Problem: Copy every line from the material below that holds "page".

____________

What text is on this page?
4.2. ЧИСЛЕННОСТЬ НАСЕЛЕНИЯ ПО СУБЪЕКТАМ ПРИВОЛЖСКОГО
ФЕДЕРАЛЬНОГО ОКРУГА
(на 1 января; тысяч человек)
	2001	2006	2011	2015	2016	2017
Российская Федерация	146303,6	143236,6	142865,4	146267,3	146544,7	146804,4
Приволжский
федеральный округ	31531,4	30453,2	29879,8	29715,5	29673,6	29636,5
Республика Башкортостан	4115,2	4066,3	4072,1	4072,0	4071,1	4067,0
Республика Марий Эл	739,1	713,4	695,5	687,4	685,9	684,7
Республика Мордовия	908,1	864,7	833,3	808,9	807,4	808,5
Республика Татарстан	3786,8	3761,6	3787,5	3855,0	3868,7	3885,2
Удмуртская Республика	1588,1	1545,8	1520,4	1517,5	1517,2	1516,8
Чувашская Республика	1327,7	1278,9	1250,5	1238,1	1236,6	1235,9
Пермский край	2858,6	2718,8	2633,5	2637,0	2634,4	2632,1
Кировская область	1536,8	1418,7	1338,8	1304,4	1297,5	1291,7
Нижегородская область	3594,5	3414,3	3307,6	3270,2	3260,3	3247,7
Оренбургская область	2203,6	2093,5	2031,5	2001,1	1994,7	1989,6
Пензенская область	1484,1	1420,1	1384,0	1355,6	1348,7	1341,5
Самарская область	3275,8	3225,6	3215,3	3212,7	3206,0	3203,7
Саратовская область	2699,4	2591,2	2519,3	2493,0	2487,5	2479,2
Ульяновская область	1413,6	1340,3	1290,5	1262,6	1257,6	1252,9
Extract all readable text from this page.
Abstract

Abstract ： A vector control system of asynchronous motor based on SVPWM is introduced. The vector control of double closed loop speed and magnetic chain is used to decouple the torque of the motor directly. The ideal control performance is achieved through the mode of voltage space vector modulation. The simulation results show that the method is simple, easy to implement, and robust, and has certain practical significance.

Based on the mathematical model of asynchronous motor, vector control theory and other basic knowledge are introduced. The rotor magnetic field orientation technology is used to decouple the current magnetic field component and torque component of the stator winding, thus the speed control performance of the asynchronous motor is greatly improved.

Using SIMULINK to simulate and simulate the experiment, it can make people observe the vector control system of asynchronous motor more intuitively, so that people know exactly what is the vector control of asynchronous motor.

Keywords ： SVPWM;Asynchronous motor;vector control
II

____________

Completed exercise:
What text is on this page?
Extract all readable text from this page.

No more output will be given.